PROBLEM DETAILS:
Without the images, output each record below as it stands.

PROVIDED ENTRIES:
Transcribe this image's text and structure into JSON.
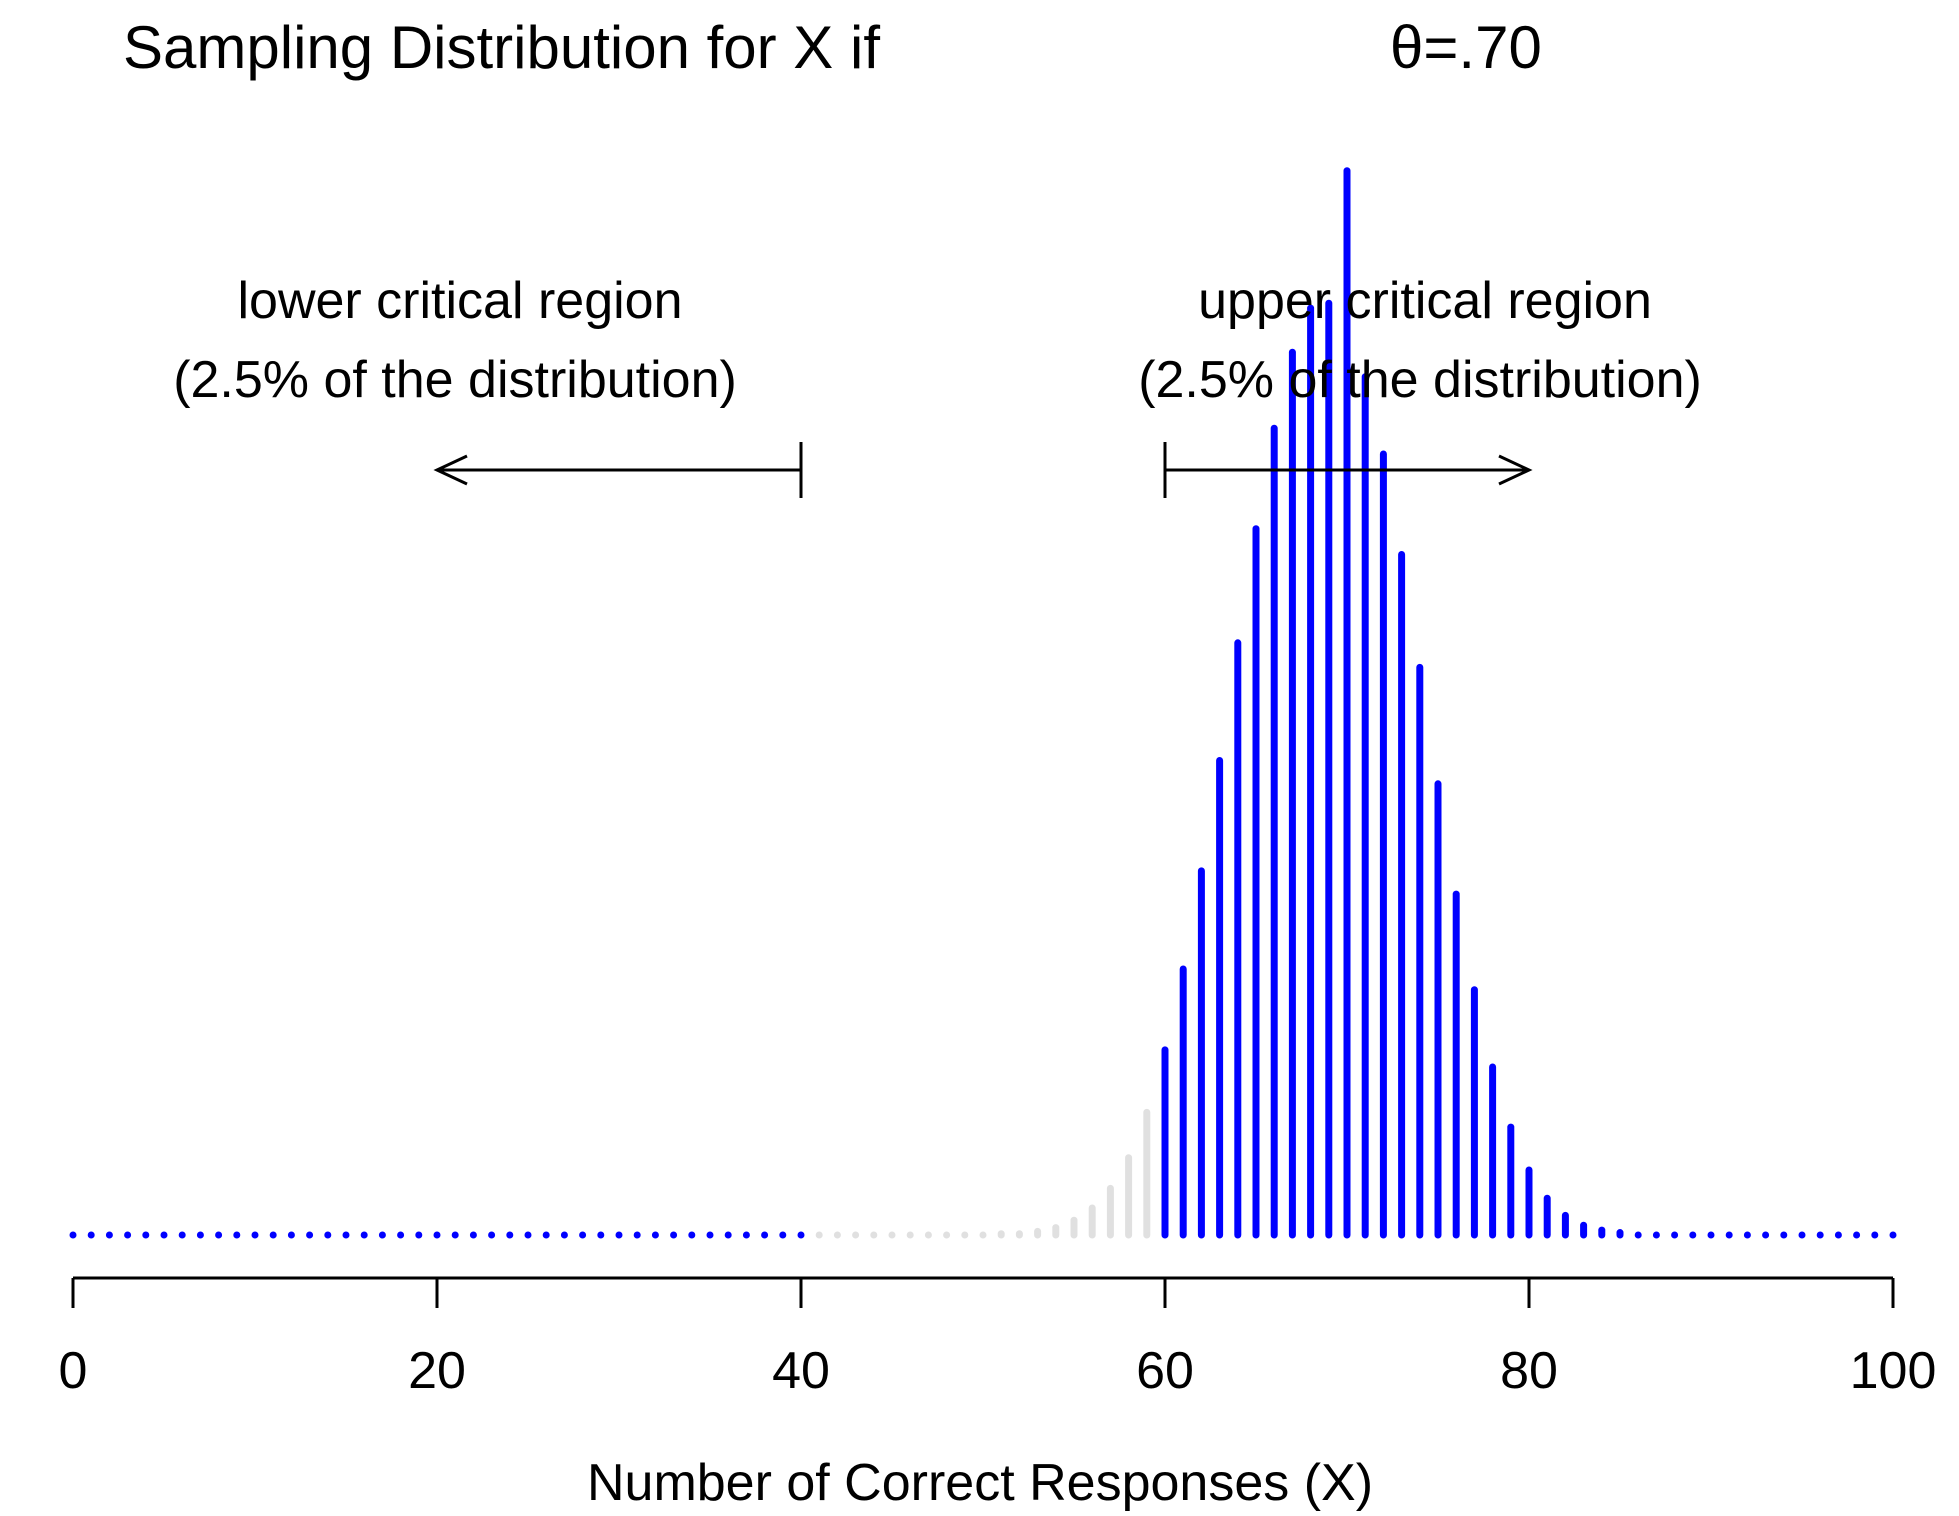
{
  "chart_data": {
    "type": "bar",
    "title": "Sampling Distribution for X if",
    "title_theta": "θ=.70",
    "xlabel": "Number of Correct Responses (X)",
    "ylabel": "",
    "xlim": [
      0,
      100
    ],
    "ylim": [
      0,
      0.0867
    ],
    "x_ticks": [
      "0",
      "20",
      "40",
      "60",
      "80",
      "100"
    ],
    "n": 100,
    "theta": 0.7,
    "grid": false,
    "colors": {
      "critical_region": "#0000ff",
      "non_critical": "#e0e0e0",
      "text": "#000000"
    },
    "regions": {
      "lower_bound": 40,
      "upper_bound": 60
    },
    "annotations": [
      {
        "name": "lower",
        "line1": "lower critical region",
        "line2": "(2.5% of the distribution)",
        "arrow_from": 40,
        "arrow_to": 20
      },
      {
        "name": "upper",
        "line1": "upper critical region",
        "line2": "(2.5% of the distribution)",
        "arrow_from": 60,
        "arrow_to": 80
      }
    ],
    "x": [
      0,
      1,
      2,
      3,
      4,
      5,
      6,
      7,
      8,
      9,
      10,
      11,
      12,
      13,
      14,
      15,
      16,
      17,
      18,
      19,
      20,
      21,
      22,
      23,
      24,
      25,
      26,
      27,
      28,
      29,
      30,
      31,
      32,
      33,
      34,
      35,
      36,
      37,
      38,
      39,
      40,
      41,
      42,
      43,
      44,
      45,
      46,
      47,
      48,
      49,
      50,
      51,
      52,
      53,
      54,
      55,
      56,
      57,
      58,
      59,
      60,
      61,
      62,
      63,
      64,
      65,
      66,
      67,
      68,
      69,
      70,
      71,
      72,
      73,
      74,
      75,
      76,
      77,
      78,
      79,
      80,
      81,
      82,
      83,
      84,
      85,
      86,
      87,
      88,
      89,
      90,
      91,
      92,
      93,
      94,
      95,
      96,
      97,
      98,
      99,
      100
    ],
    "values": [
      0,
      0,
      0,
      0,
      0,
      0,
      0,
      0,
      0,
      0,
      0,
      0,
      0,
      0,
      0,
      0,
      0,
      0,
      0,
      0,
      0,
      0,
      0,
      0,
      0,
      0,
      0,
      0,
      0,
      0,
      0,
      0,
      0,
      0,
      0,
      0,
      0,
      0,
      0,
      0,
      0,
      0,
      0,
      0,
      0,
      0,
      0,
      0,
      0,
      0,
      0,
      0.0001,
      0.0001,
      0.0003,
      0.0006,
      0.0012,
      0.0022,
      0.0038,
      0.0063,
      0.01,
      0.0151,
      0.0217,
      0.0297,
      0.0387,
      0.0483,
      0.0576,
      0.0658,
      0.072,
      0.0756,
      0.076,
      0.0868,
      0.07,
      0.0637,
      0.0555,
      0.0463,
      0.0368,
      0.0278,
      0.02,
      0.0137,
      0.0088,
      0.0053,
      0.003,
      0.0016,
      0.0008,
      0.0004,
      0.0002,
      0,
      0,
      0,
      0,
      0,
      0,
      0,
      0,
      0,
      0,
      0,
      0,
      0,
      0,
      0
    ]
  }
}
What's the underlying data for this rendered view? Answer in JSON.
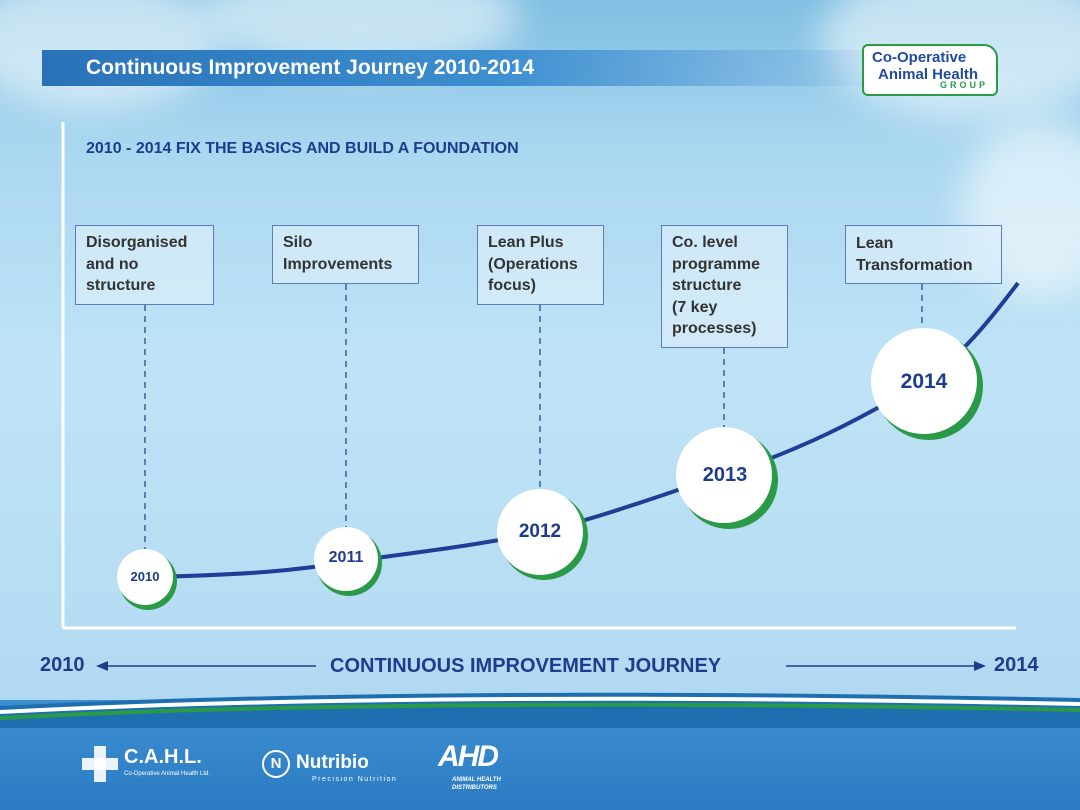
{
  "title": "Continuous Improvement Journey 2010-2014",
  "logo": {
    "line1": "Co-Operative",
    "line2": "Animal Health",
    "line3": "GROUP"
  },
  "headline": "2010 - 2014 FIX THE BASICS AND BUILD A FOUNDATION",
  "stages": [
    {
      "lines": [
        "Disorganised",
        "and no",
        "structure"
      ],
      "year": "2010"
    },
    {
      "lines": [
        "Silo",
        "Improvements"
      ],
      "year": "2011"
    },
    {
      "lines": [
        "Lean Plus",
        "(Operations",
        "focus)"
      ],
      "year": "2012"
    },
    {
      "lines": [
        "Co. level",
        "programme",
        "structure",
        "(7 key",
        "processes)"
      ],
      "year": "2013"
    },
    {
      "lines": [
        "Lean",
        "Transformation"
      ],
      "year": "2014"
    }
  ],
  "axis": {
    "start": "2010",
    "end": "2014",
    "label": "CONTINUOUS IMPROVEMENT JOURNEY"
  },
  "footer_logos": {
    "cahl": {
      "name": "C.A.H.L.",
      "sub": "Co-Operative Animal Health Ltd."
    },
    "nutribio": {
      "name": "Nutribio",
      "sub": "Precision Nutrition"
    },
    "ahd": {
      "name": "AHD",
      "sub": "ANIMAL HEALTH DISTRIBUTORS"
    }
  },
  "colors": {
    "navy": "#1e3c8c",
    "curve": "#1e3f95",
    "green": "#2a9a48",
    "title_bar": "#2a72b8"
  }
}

ANSWER TO THIS TASK:
Transcribe this image's text and structure into JSON.
{
  "chart_data": {
    "type": "bar",
    "title": "Sampling Distribution for X if",
    "title_theta": "θ=.70",
    "xlabel": "Number of Correct Responses (X)",
    "ylabel": "",
    "xlim": [
      0,
      100
    ],
    "ylim": [
      0,
      0.0867
    ],
    "x_ticks": [
      "0",
      "20",
      "40",
      "60",
      "80",
      "100"
    ],
    "n": 100,
    "theta": 0.7,
    "grid": false,
    "colors": {
      "critical_region": "#0000ff",
      "non_critical": "#e0e0e0",
      "text": "#000000"
    },
    "regions": {
      "lower_bound": 40,
      "upper_bound": 60
    },
    "annotations": [
      {
        "name": "lower",
        "line1": "lower critical region",
        "line2": "(2.5% of the distribution)",
        "arrow_from": 40,
        "arrow_to": 20
      },
      {
        "name": "upper",
        "line1": "upper critical region",
        "line2": "(2.5% of the distribution)",
        "arrow_from": 60,
        "arrow_to": 80
      }
    ],
    "x": [
      0,
      1,
      2,
      3,
      4,
      5,
      6,
      7,
      8,
      9,
      10,
      11,
      12,
      13,
      14,
      15,
      16,
      17,
      18,
      19,
      20,
      21,
      22,
      23,
      24,
      25,
      26,
      27,
      28,
      29,
      30,
      31,
      32,
      33,
      34,
      35,
      36,
      37,
      38,
      39,
      40,
      41,
      42,
      43,
      44,
      45,
      46,
      47,
      48,
      49,
      50,
      51,
      52,
      53,
      54,
      55,
      56,
      57,
      58,
      59,
      60,
      61,
      62,
      63,
      64,
      65,
      66,
      67,
      68,
      69,
      70,
      71,
      72,
      73,
      74,
      75,
      76,
      77,
      78,
      79,
      80,
      81,
      82,
      83,
      84,
      85,
      86,
      87,
      88,
      89,
      90,
      91,
      92,
      93,
      94,
      95,
      96,
      97,
      98,
      99,
      100
    ],
    "values": [
      0,
      0,
      0,
      0,
      0,
      0,
      0,
      0,
      0,
      0,
      0,
      0,
      0,
      0,
      0,
      0,
      0,
      0,
      0,
      0,
      0,
      0,
      0,
      0,
      0,
      0,
      0,
      0,
      0,
      0,
      0,
      0,
      0,
      0,
      0,
      0,
      0,
      0,
      0,
      0,
      0,
      0,
      0,
      0,
      0,
      0,
      0,
      0,
      0,
      0,
      0,
      0.0001,
      0.0001,
      0.0003,
      0.0006,
      0.0012,
      0.0022,
      0.0038,
      0.0063,
      0.01,
      0.0151,
      0.0217,
      0.0297,
      0.0387,
      0.0483,
      0.0576,
      0.0658,
      0.072,
      0.0756,
      0.076,
      0.0868,
      0.07,
      0.0637,
      0.0555,
      0.0463,
      0.0368,
      0.0278,
      0.02,
      0.0137,
      0.0088,
      0.0053,
      0.003,
      0.0016,
      0.0008,
      0.0004,
      0.0002,
      0,
      0,
      0,
      0,
      0,
      0,
      0,
      0,
      0,
      0,
      0,
      0,
      0,
      0,
      0
    ]
  }
}
What's the underlying data for this rendered view? Answer in JSON.
{
  "title": "Continuous Improvement Journey 2010-2014",
  "logo": {
    "line1": "Co-Operative",
    "line2": "Animal Health",
    "line3": "GROUP"
  },
  "headline": "2010 - 2014 FIX THE BASICS AND BUILD A FOUNDATION",
  "stages": [
    {
      "lines": [
        "Disorganised",
        "and no",
        "structure"
      ],
      "year": "2010"
    },
    {
      "lines": [
        "Silo",
        "Improvements"
      ],
      "year": "2011"
    },
    {
      "lines": [
        "Lean Plus",
        "(Operations",
        "focus)"
      ],
      "year": "2012"
    },
    {
      "lines": [
        "Co. level",
        "programme",
        "structure",
        "(7 key",
        "processes)"
      ],
      "year": "2013"
    },
    {
      "lines": [
        "Lean",
        "Transformation"
      ],
      "year": "2014"
    }
  ],
  "axis": {
    "start": "2010",
    "end": "2014",
    "label": "CONTINUOUS IMPROVEMENT JOURNEY"
  },
  "footer_logos": {
    "cahl": {
      "name": "C.A.H.L.",
      "sub": "Co-Operative Animal Health Ltd."
    },
    "nutribio": {
      "name": "Nutribio",
      "sub": "Precision Nutrition"
    },
    "ahd": {
      "name": "AHD",
      "sub": "ANIMAL HEALTH DISTRIBUTORS"
    }
  },
  "colors": {
    "navy": "#1e3c8c",
    "curve": "#1e3f95",
    "green": "#2a9a48",
    "title_bar": "#2a72b8"
  }
}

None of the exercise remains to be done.